[Records from a data collection]
** Start **
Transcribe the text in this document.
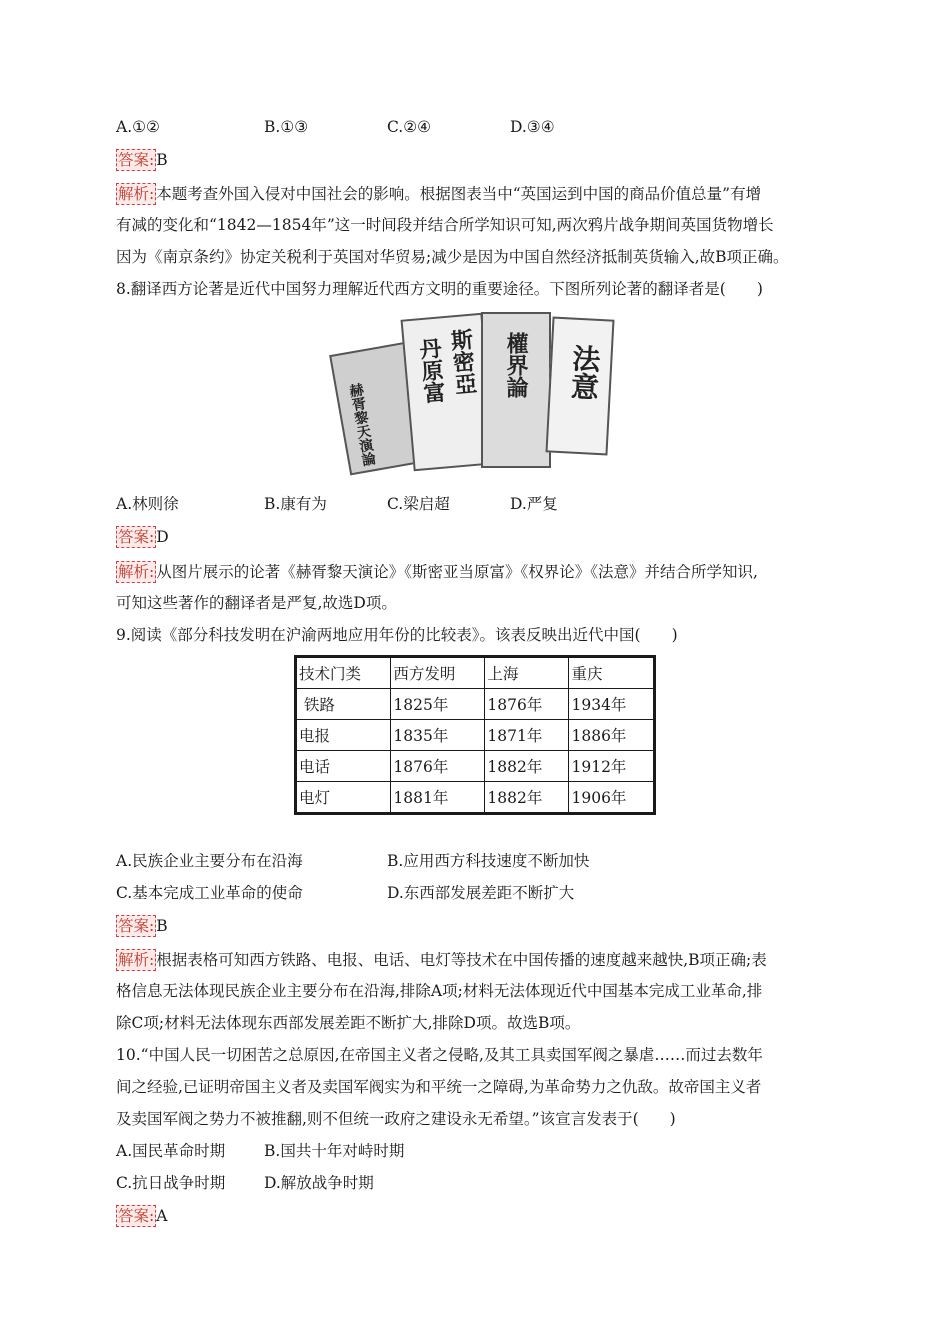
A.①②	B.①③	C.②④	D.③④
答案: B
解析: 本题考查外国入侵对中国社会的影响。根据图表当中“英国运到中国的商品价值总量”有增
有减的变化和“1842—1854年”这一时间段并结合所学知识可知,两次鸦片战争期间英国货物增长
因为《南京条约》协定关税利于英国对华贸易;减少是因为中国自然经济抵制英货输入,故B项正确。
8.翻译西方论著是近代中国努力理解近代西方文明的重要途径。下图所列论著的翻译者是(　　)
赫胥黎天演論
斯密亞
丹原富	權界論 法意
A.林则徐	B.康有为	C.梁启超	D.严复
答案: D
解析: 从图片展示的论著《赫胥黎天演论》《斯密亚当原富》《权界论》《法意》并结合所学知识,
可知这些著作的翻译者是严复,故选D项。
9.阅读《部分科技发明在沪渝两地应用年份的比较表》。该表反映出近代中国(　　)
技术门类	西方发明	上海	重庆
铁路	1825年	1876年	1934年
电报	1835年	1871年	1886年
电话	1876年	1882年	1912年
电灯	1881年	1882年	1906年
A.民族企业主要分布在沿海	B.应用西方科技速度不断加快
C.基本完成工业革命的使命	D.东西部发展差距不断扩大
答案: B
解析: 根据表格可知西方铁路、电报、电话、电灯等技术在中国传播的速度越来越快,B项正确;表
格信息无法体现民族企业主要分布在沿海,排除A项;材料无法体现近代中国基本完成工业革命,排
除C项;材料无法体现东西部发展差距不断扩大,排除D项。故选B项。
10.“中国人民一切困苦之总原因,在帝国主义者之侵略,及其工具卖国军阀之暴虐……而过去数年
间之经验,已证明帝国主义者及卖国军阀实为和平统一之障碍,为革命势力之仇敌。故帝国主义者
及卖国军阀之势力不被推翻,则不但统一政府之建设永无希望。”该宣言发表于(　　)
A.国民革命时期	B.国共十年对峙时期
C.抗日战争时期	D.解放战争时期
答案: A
** End **
** Start **
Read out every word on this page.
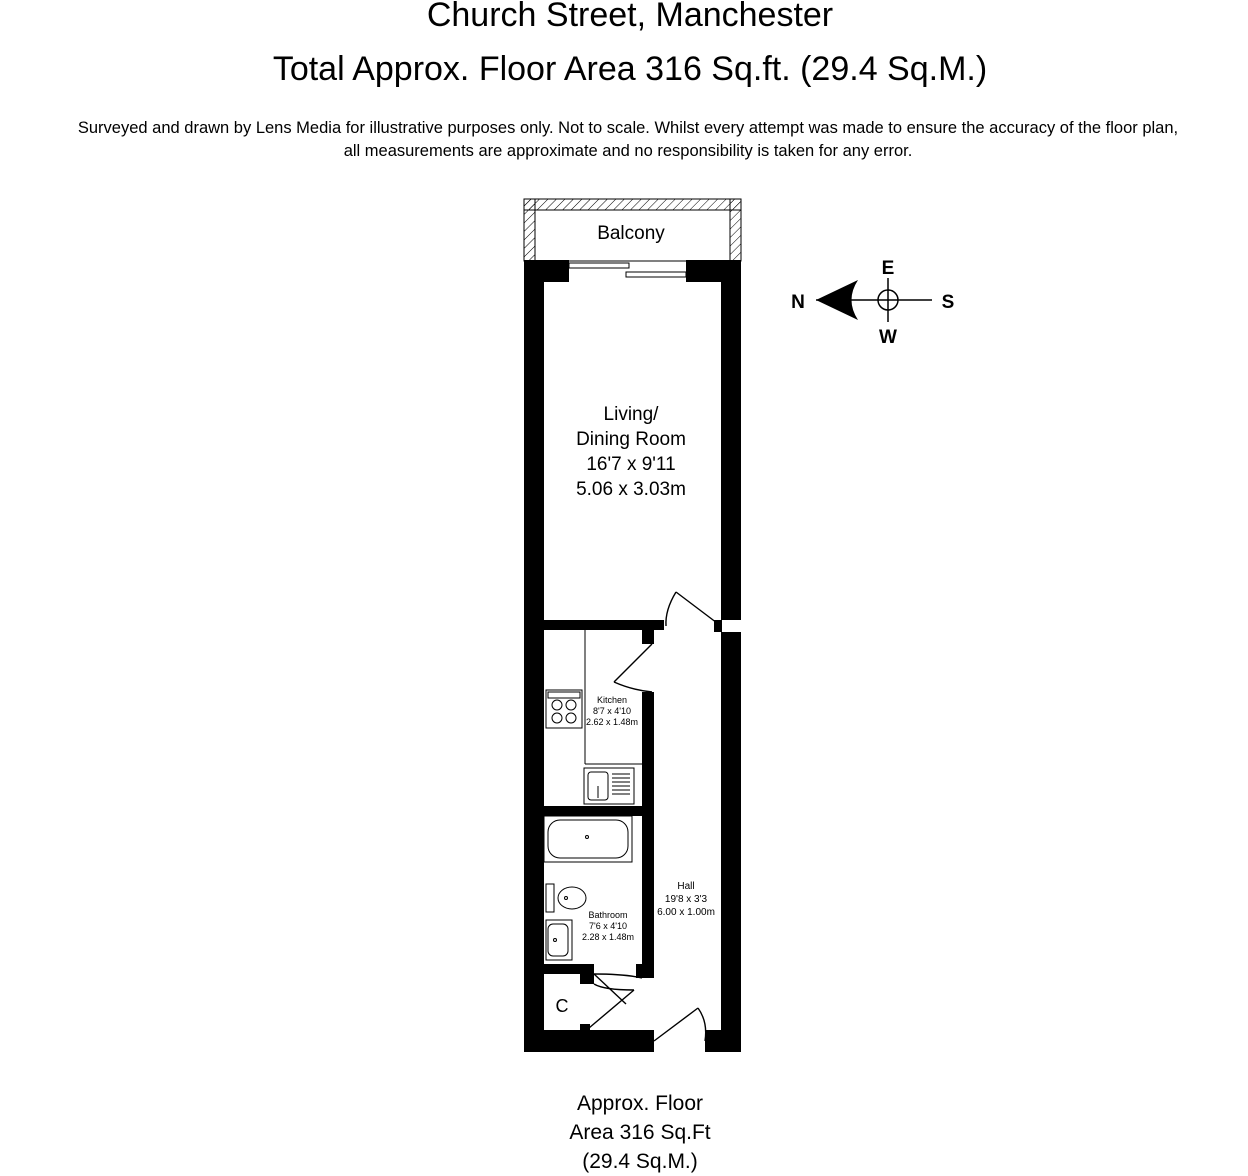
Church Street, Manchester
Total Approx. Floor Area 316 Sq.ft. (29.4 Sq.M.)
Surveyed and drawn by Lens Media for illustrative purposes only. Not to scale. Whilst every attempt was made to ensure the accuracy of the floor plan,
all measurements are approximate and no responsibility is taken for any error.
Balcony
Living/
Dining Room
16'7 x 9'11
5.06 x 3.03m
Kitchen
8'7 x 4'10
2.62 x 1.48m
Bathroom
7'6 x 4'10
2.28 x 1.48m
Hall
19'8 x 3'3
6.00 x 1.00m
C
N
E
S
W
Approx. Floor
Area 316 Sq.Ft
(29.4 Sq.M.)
** End **
** Start **
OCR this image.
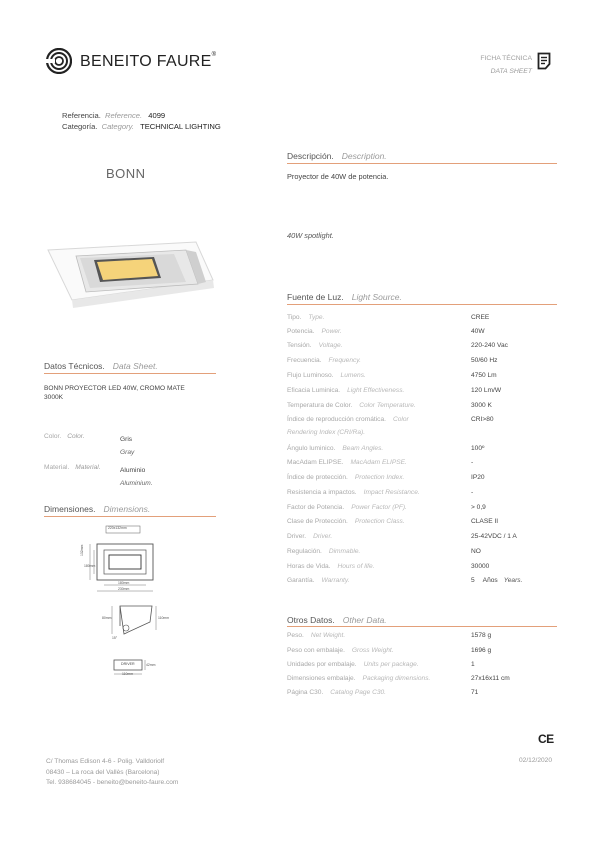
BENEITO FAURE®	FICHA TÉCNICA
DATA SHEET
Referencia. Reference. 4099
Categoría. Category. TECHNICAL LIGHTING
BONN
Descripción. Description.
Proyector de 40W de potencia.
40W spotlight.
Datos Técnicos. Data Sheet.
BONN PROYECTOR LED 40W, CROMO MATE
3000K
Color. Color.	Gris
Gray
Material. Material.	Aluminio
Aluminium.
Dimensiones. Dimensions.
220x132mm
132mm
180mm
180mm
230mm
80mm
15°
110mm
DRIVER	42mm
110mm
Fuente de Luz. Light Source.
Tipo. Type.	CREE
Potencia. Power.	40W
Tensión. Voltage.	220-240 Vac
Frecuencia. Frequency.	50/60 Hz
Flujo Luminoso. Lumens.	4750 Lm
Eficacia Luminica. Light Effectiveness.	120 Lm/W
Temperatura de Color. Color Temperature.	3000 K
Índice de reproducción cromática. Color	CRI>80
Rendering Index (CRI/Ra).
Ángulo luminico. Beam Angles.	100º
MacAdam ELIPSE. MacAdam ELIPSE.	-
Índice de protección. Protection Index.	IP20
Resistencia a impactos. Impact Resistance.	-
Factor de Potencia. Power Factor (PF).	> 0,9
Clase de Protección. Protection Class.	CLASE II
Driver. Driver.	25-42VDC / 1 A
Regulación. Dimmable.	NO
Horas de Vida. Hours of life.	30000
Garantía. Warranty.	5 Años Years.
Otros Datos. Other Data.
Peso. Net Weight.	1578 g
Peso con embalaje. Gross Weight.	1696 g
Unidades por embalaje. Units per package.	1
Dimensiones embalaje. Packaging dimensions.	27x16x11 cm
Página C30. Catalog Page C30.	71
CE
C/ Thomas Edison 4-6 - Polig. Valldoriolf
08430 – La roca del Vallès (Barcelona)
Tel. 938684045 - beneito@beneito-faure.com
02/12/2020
** End **
REQUIRED TASK: From the entries above, list each line with "this" in it.

FULL RESPONSE:
Transcribe the text in this document.
Read out every word on this page.
OCR this image.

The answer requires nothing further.